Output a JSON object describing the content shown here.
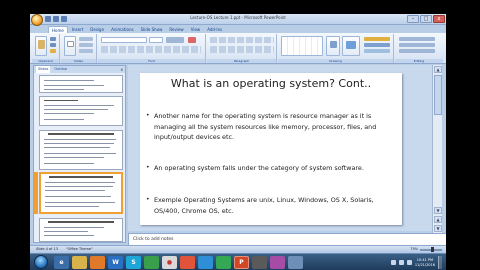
{
  "window": {
    "title": "Lecture-OS Lecture 1.ppt - Microsoft PowerPoint"
  },
  "ribbon": {
    "tabs": [
      "Home",
      "Insert",
      "Design",
      "Animations",
      "Slide Show",
      "Review",
      "View",
      "Add-Ins"
    ],
    "active_tab": "Home",
    "groups": [
      "Clipboard",
      "Slides",
      "Font",
      "Paragraph",
      "Drawing",
      "Editing"
    ]
  },
  "slides_pane": {
    "tabs": [
      "Slides",
      "Outline"
    ],
    "thumbnail_numbers": [
      "",
      "2",
      "3",
      "4",
      "5"
    ],
    "selected_index": 3
  },
  "slide": {
    "title": "What is an operating system? Cont..",
    "bullets": [
      {
        "id": "b1",
        "text": "Another name for the operating system is resource manager as it is managing all the system resources like memory, processor, files, and input/output devices etc."
      },
      {
        "id": "b2",
        "text": "An operating system falls under the category of system software."
      },
      {
        "id": "b3",
        "text": "Exemple Operating Systems are unix, Linux, Windows, OS X, Solaris, OS/400, Chrome OS, etc."
      }
    ],
    "number": "4"
  },
  "notes": {
    "placeholder": "Click to add notes"
  },
  "statusbar": {
    "slide_info": "Slide 4 of 13",
    "theme": "\"Office Theme\"",
    "zoom": "75%"
  },
  "taskbar": {
    "clock_time": "10:41 PM",
    "clock_date": "11/21/2016"
  },
  "colors": {
    "accent": "#f0a030",
    "ribbon_text": "#15428b",
    "taskbar": "#1f3c5c"
  }
}
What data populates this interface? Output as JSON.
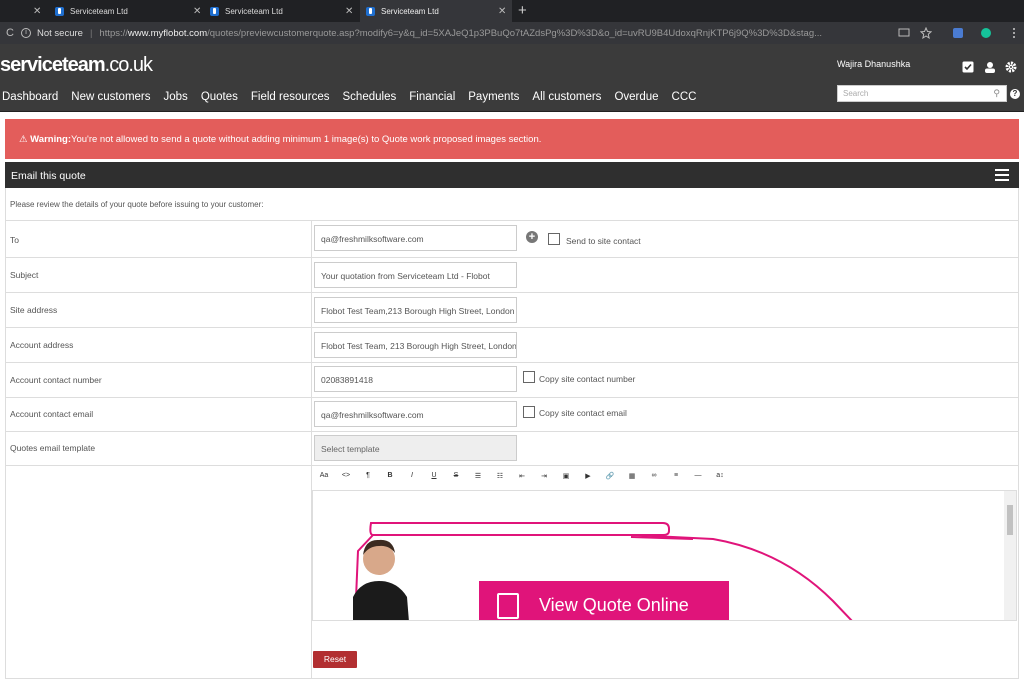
{
  "browser": {
    "tabs": [
      {
        "title": "Serviceteam Ltd"
      },
      {
        "title": "Serviceteam Ltd"
      },
      {
        "title": "Serviceteam Ltd"
      }
    ],
    "security": "Not secure",
    "url_prefix": "https://",
    "url_host": "www.myflobot.com",
    "url_path": "/quotes/previewcustomerquote.asp?modify6=y&q_id=5XAJeQ1p3PBuQo7tAZdsPg%3D%3D&o_id=uvRU9B4UdoxqRnjKTP6j9Q%3D%3D&stag..."
  },
  "app": {
    "logo_bold": "serviceteam",
    "logo_light": ".co.uk",
    "user_name": "Wajira Dhanushka",
    "menu": [
      "Dashboard",
      "New customers",
      "Jobs",
      "Quotes",
      "Field resources",
      "Schedules",
      "Financial",
      "Payments",
      "All customers",
      "Overdue",
      "CCC"
    ],
    "search_placeholder": "Search"
  },
  "warning": {
    "label": "Warning:",
    "text": "You're not allowed to send a quote without adding minimum 1 image(s) to Quote work proposed images section."
  },
  "panel": {
    "title": "Email this quote",
    "intro": "Please review the details of your quote before issuing to your customer:",
    "rows": {
      "to": {
        "label": "To",
        "value": "qa@freshmilksoftware.com",
        "checkbox_label": "Send to site contact"
      },
      "subject": {
        "label": "Subject",
        "value": "Your quotation from Serviceteam Ltd - Flobot"
      },
      "site_address": {
        "label": "Site address",
        "value": "Flobot Test Team,213 Borough High Street,  London"
      },
      "account_address": {
        "label": "Account address",
        "value": "Flobot Test Team, 213 Borough High Street, London"
      },
      "contact_number": {
        "label": "Account contact number",
        "value": "02083891418",
        "checkbox_label": "Copy site contact number"
      },
      "contact_email": {
        "label": "Account contact email",
        "value": "qa@freshmilksoftware.com",
        "checkbox_label": "Copy site contact email"
      },
      "template": {
        "label": "Quotes email template",
        "value": "Select template"
      }
    },
    "editor": {
      "toolbar": [
        "Aa",
        "<>",
        "¶",
        "B",
        "I",
        "U",
        "S",
        "☰",
        "☷",
        "⇤",
        "⇥",
        "▣",
        "▶",
        "🔗",
        "▦",
        "∞",
        "≡",
        "—",
        "a↕"
      ],
      "banner_text": "View Quote Online"
    },
    "reset_label": "Reset"
  }
}
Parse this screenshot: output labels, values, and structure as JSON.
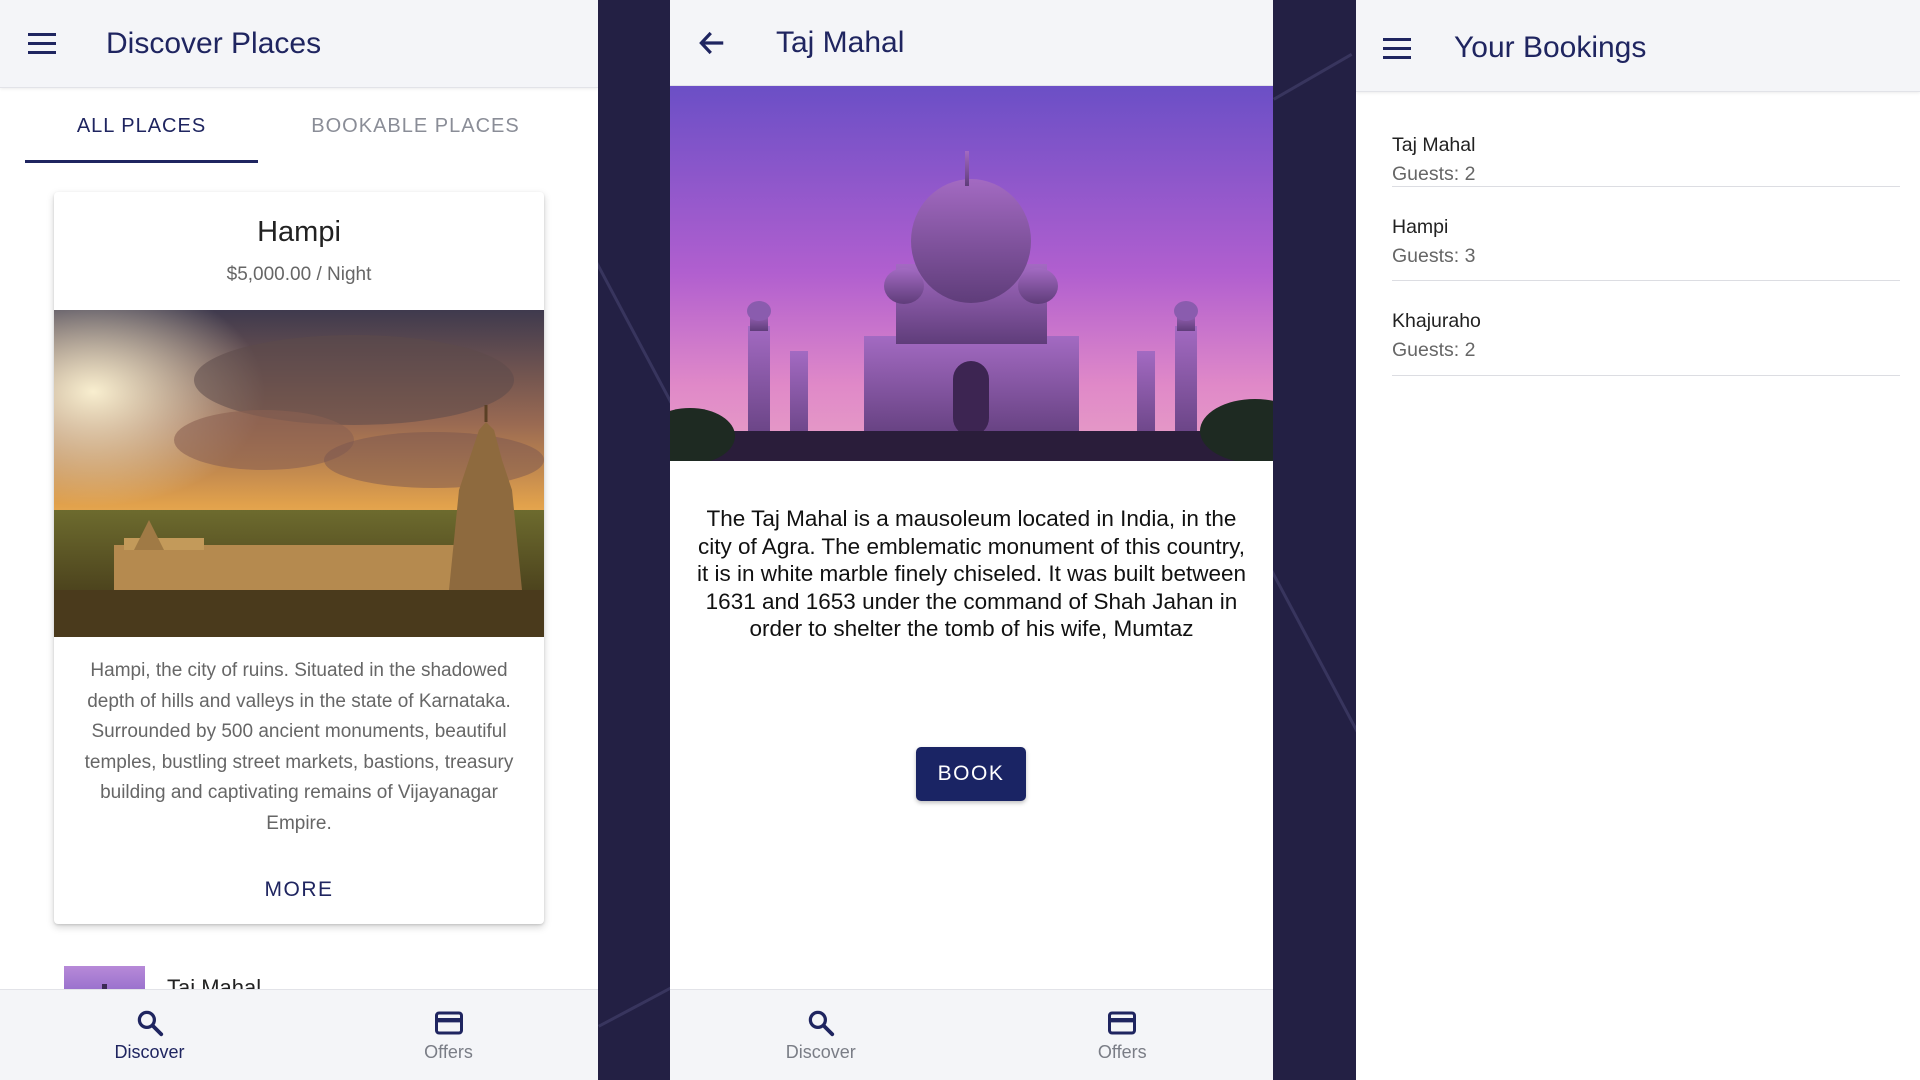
{
  "colors": {
    "primary": "#1f2560",
    "book_button": "#1a2464",
    "background": "#232044",
    "toolbar": "#f4f5f8"
  },
  "discover_screen": {
    "header": {
      "title": "Discover Places",
      "menu_icon": "menu-icon"
    },
    "segments": [
      {
        "label": "ALL PLACES",
        "active": true
      },
      {
        "label": "BOOKABLE PLACES",
        "active": false
      }
    ],
    "featured_card": {
      "title": "Hampi",
      "price": "$5,000.00 / Night",
      "description": "Hampi, the city of ruins. Situated in the shadowed depth of hills and valleys in the state of Karnataka. Surrounded by 500 ancient monuments, beautiful temples, bustling street markets, bastions, treasury building and captivating remains of Vijayanagar Empire.",
      "more_label": "MORE"
    },
    "list_items": [
      {
        "title": "Taj Mahal"
      }
    ],
    "tabs": [
      {
        "label": "Discover",
        "icon": "search-icon",
        "selected": true
      },
      {
        "label": "Offers",
        "icon": "card-icon",
        "selected": false
      }
    ]
  },
  "detail_screen": {
    "header": {
      "title": "Taj Mahal",
      "back_icon": "arrow-back-icon"
    },
    "description": "The Taj Mahal is a mausoleum located in India, in the city of Agra. The emblematic monument of this country, it is in white marble finely chiseled. It was built between 1631 and 1653 under the command of Shah Jahan in order to shelter the tomb of his wife, Mumtaz",
    "book_label": "BOOK",
    "tabs": [
      {
        "label": "Discover",
        "icon": "search-icon"
      },
      {
        "label": "Offers",
        "icon": "card-icon"
      }
    ]
  },
  "bookings_screen": {
    "header": {
      "title": "Your Bookings",
      "menu_icon": "menu-icon"
    },
    "bookings": [
      {
        "place": "Taj Mahal",
        "guests": "Guests: 2"
      },
      {
        "place": "Hampi",
        "guests": "Guests: 3"
      },
      {
        "place": "Khajuraho",
        "guests": "Guests: 2"
      }
    ]
  }
}
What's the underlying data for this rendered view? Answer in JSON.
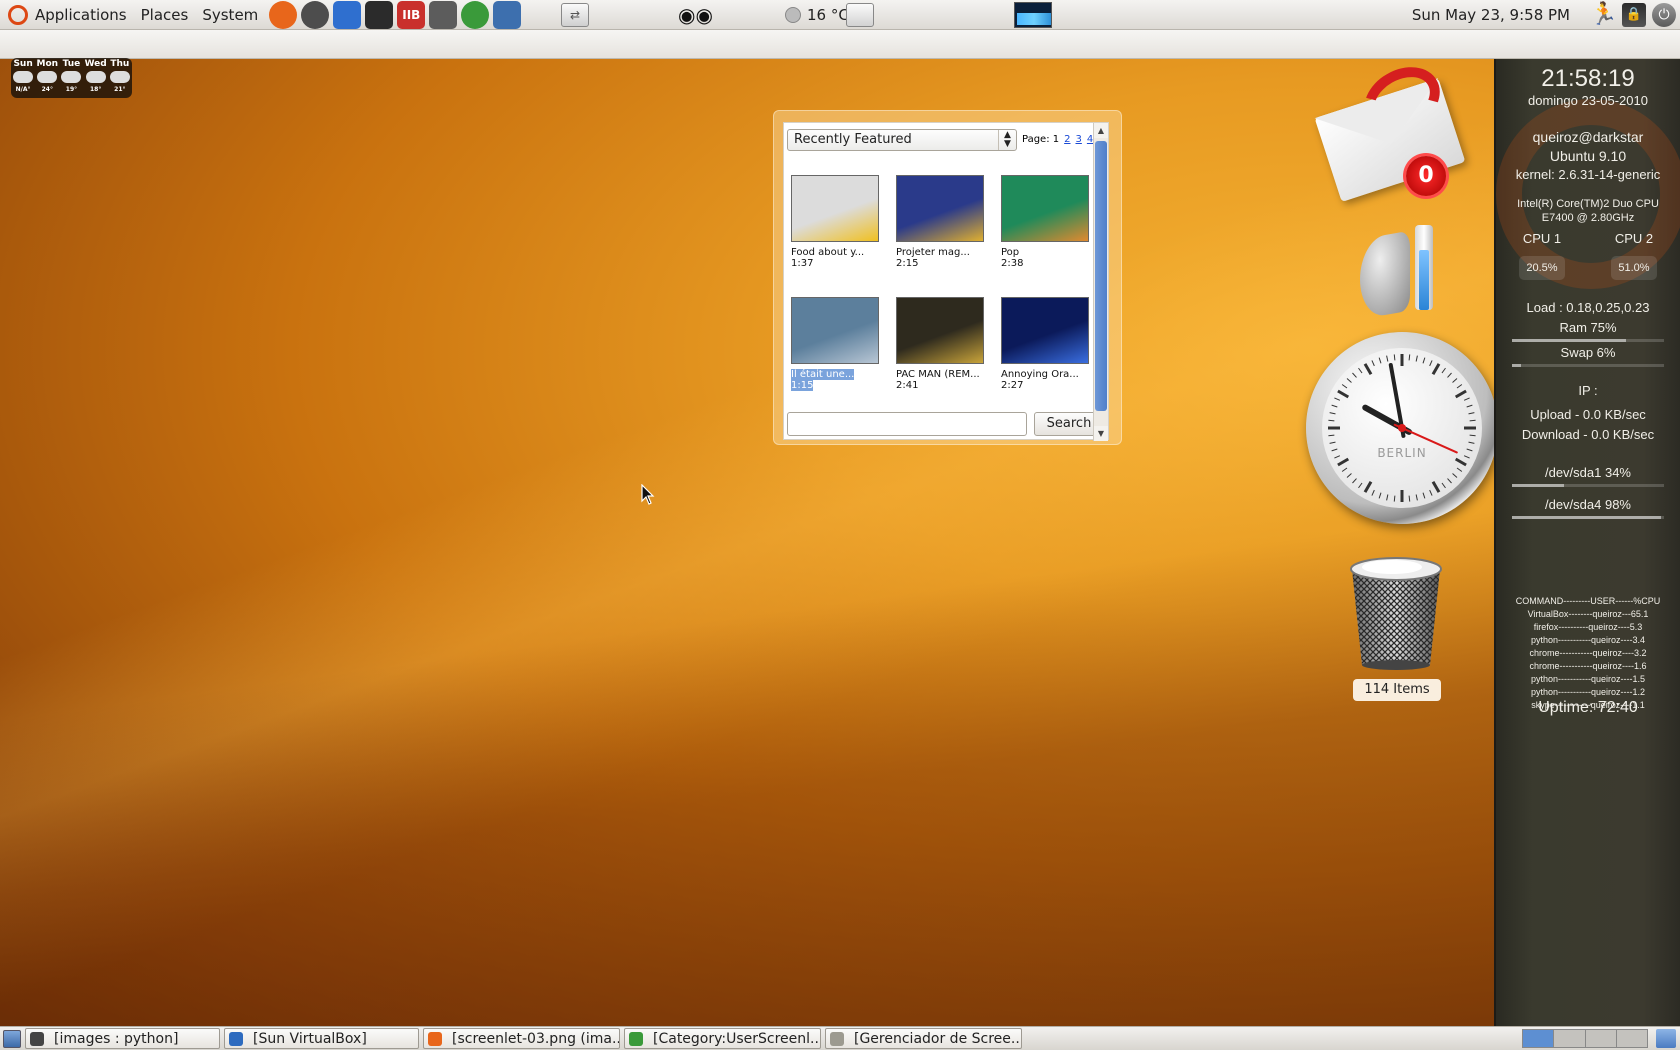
{
  "top_panel": {
    "menus": [
      "Applications",
      "Places",
      "System"
    ],
    "launchers": [
      {
        "icon": "firefox-icon",
        "color": "#e8661b"
      },
      {
        "icon": "rhythmbox-icon",
        "color": "#4d4d4d"
      },
      {
        "icon": "bird-icon",
        "color": "#2f6fcf"
      },
      {
        "icon": "terminal-icon",
        "color": "#2b2b2b"
      },
      {
        "icon": "text-editor-icon",
        "color": "#c9302c",
        "text": "IIB"
      },
      {
        "icon": "calculator-icon",
        "color": "#5c5c5c"
      },
      {
        "icon": "chrome-icon",
        "color": "#3a9a3a"
      },
      {
        "icon": "file-manager-icon",
        "color": "#3d6fae"
      }
    ],
    "temperature": "16 °C",
    "datetime": "Sun May 23,  9:58 PM"
  },
  "weather": {
    "days": [
      {
        "day": "Sun",
        "temps": "N/A°"
      },
      {
        "day": "Mon",
        "temps": "24°"
      },
      {
        "day": "Tue",
        "temps": "19°"
      },
      {
        "day": "Wed",
        "temps": "18°"
      },
      {
        "day": "Thu",
        "temps": "21°"
      }
    ]
  },
  "video_widget": {
    "feed": "Recently Featured",
    "page_label": "Page: 1",
    "pages": [
      "2",
      "3",
      "4"
    ],
    "videos": [
      {
        "title": "Food about y...",
        "duration": "1:37",
        "thumb": "#dcdcdc",
        "accent": "#f0c020"
      },
      {
        "title": "Projeter mag...",
        "duration": "2:15",
        "thumb": "#2a3a8a",
        "accent": "#e0b030"
      },
      {
        "title": "Pop",
        "duration": "2:38",
        "thumb": "#1f8a5a",
        "accent": "#e08a30"
      },
      {
        "title": "Il était une...",
        "duration": "1:15",
        "thumb": "#5c7f9c",
        "accent": "#b8c6d4",
        "selected": true
      },
      {
        "title": "PAC MAN (REM...",
        "duration": "2:41",
        "thumb": "#2e2a1e",
        "accent": "#c9a43a"
      },
      {
        "title": "Annoying Ora...",
        "duration": "2:27",
        "thumb": "#0b1a5a",
        "accent": "#3a6ee0"
      }
    ],
    "search_value": "",
    "search_label": "Search"
  },
  "mail": {
    "count": "0"
  },
  "volume": {
    "level": 0.8
  },
  "clock": {
    "city": "BERLIN",
    "hours": 21,
    "minutes": 58,
    "seconds": 19
  },
  "trash": {
    "label": "114 Items"
  },
  "sysmon": {
    "time": "21:58:19",
    "date": "domingo 23-05-2010",
    "user": "queiroz@darkstar",
    "os": "Ubuntu 9.10",
    "kernel": "kernel: 2.6.31-14-generic",
    "cpu_model": "Intel(R) Core(TM)2 Duo CPU",
    "cpu_speed": "E7400  @ 2.80GHz",
    "cpu1_label": "CPU 1",
    "cpu2_label": "CPU 2",
    "cpu1_value": "20.5%",
    "cpu2_value": "51.0%",
    "load": "Load : 0.18,0.25,0.23",
    "ram": "Ram 75%",
    "ram_level": 0.75,
    "swap": "Swap 6%",
    "swap_level": 0.06,
    "ip": "IP :",
    "upload": "Upload - 0.0 KB/sec",
    "download": "Download - 0.0 KB/sec",
    "sda1": "/dev/sda1 34%",
    "sda1_level": 0.34,
    "sda4": "/dev/sda4 98%",
    "sda4_level": 0.98,
    "process_header": "COMMAND---------USER------%CPU",
    "processes": [
      "VirtualBox--------queiroz---65.1",
      "firefox----------queiroz----5.3",
      "python-----------queiroz----3.4",
      "chrome-----------queiroz----3.2",
      "chrome-----------queiroz----1.6",
      "python-----------queiroz----1.5",
      "python-----------queiroz----1.2",
      "skype------------queiroz----1.1"
    ],
    "uptime": "Uptime: 72:40"
  },
  "taskbar": {
    "tasks": [
      {
        "label": "[images : python]",
        "icon": "terminal-icon",
        "color": "#444"
      },
      {
        "label": "[Sun VirtualBox]",
        "icon": "virtualbox-icon",
        "color": "#2d6bbf"
      },
      {
        "label": "[screenlet-03.png (ima...",
        "icon": "firefox-icon",
        "color": "#e8661b"
      },
      {
        "label": "[Category:UserScreenl...",
        "icon": "chrome-icon",
        "color": "#3a9a3a"
      },
      {
        "label": "[Gerenciador de Scree...",
        "icon": "screenlets-icon",
        "color": "#9c9a90"
      }
    ]
  }
}
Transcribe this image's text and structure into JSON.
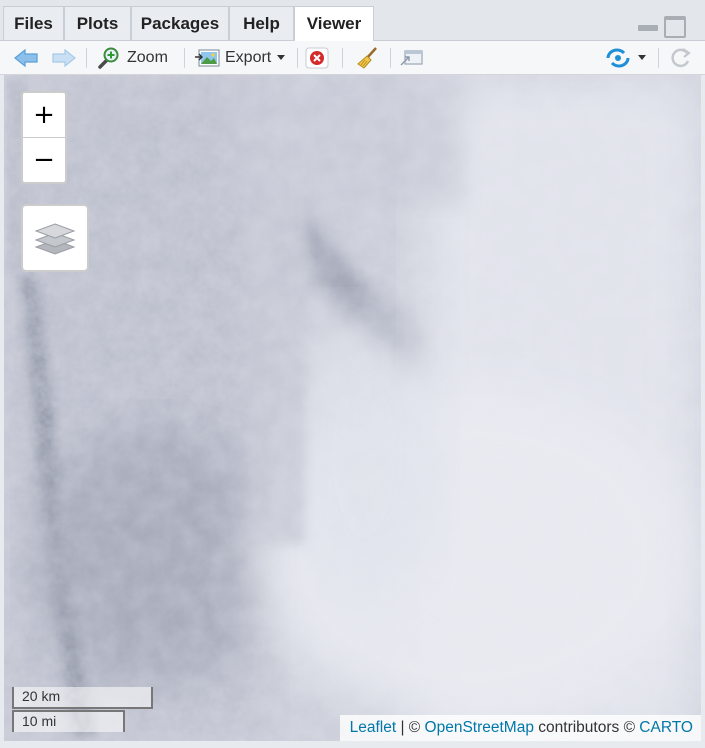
--------------------------------------------------
● **PROBLEM TO SOLVE**
Copy out each line of the records that holds the string "Borough".

● **FINISHED ANSWER**
        "value": "Flobot Test Team,213 Borough High Street,  London"
        "value": "Flobot Test Team, 213 Borough High Street, London"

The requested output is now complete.